Stored records
◇ ◇ ◇ ◇
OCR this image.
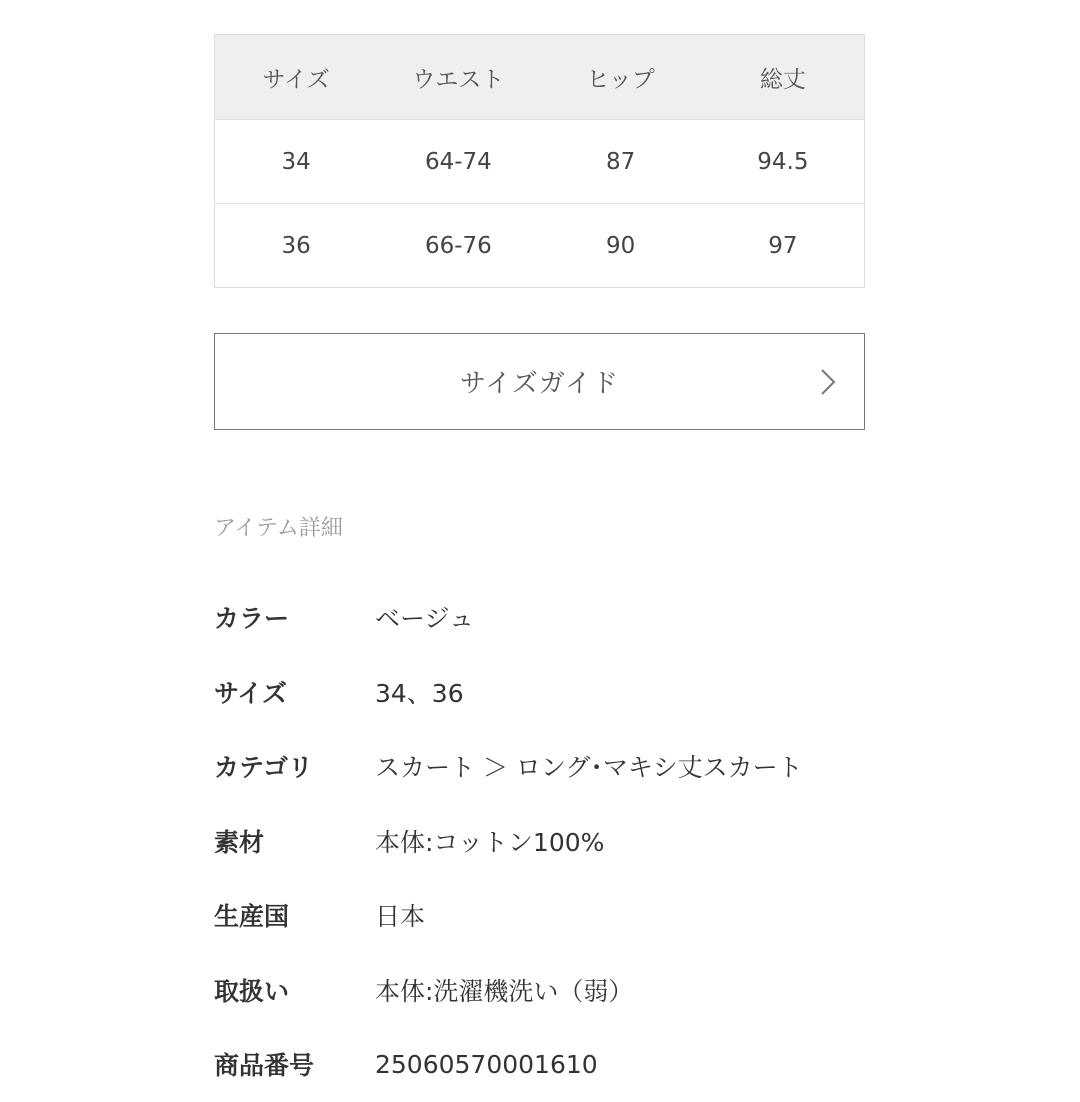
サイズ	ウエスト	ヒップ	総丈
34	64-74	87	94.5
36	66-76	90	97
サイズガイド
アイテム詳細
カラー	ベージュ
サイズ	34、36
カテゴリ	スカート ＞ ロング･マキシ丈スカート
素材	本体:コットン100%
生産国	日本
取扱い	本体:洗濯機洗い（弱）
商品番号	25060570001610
◇ ◇ ◇ ◇
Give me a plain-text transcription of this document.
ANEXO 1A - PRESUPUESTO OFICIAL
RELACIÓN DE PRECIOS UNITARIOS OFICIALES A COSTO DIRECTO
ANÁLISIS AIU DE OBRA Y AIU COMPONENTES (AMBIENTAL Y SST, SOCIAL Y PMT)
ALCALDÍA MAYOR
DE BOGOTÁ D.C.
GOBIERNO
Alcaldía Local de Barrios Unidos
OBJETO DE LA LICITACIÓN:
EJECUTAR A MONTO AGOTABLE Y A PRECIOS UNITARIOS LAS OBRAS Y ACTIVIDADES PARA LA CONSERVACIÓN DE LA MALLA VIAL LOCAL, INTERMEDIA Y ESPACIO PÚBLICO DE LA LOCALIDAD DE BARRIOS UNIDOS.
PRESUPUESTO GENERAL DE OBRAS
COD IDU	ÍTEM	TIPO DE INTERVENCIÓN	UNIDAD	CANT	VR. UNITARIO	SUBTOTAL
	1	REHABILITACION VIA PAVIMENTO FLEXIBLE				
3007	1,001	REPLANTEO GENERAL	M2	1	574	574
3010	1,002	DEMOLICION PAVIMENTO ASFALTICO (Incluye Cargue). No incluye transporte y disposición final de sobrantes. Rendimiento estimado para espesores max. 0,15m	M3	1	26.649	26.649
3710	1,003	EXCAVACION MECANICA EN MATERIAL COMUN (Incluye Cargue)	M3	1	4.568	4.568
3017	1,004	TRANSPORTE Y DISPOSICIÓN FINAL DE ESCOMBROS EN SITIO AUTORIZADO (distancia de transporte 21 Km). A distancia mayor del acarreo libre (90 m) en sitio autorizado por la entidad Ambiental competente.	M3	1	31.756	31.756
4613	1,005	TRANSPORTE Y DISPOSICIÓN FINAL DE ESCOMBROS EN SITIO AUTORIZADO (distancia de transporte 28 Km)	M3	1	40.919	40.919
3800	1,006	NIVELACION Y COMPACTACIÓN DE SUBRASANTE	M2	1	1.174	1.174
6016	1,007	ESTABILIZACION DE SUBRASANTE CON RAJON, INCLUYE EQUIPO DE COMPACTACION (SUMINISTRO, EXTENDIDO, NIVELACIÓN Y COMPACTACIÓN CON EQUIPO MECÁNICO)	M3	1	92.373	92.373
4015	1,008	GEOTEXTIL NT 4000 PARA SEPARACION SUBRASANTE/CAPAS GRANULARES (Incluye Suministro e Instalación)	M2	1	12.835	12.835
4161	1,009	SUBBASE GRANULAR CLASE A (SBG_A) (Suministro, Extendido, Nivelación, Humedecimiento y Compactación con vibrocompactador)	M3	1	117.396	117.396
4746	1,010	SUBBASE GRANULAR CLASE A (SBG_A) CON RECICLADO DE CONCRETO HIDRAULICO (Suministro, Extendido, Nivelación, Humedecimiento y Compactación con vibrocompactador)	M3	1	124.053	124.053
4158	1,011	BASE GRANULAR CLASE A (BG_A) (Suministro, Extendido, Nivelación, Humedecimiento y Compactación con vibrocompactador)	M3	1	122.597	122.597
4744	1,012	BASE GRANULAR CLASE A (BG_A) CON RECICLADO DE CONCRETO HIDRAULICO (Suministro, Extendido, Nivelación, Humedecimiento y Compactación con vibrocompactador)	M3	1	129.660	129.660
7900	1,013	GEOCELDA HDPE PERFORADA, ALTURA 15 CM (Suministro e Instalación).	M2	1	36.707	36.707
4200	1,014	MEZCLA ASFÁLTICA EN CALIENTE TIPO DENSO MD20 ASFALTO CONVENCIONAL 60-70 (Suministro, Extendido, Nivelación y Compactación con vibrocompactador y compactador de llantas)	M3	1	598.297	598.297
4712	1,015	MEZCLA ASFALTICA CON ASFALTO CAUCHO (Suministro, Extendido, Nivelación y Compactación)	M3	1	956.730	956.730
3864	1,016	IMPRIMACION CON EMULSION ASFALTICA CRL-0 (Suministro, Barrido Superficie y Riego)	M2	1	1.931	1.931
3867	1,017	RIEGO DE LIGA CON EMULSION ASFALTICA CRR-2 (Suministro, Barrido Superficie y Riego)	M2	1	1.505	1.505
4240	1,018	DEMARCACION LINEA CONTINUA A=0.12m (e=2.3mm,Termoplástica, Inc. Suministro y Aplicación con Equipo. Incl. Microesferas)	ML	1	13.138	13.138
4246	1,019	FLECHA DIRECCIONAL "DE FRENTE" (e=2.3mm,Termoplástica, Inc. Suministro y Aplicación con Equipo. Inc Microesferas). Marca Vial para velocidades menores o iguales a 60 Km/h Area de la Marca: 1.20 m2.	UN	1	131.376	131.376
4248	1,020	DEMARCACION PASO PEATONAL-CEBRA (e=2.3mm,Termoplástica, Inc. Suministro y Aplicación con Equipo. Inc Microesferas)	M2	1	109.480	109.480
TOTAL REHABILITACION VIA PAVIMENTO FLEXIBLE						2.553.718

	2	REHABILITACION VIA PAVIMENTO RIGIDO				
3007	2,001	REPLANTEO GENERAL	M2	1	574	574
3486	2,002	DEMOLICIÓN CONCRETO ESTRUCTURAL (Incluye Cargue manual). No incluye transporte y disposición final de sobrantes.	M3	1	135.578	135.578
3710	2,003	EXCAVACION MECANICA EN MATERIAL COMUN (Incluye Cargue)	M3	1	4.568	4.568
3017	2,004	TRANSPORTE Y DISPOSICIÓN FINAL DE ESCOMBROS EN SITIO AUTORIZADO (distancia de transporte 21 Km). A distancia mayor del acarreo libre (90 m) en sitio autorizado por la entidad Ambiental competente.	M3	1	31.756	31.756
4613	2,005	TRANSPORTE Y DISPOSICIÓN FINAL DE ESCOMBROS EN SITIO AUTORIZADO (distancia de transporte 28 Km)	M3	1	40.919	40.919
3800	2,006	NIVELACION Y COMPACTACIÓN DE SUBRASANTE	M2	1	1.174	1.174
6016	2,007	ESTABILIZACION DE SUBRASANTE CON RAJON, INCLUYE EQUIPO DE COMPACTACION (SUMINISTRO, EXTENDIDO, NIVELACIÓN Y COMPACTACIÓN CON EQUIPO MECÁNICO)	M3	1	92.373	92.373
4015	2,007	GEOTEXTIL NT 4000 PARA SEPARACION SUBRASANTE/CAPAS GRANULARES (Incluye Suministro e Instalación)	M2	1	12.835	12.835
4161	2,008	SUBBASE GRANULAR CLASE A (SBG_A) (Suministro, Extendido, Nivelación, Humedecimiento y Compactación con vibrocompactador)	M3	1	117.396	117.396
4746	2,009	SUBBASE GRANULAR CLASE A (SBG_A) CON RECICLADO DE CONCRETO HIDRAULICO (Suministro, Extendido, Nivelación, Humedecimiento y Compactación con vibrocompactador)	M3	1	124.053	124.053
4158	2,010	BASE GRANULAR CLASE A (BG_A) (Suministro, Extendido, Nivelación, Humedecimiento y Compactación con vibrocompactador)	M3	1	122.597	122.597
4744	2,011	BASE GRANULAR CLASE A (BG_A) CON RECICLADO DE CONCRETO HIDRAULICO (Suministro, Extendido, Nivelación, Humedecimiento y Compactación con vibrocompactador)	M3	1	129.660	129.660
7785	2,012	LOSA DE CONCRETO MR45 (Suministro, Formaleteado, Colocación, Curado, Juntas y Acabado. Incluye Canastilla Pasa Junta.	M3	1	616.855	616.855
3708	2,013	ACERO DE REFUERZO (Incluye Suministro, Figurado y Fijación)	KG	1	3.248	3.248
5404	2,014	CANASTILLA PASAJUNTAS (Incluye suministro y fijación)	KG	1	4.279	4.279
◇ ◇ ◇ ◇
Written task: Say how many lines of the data hold the string "UNITARIOS". Reply with the number alone.

Result of this exercise: 2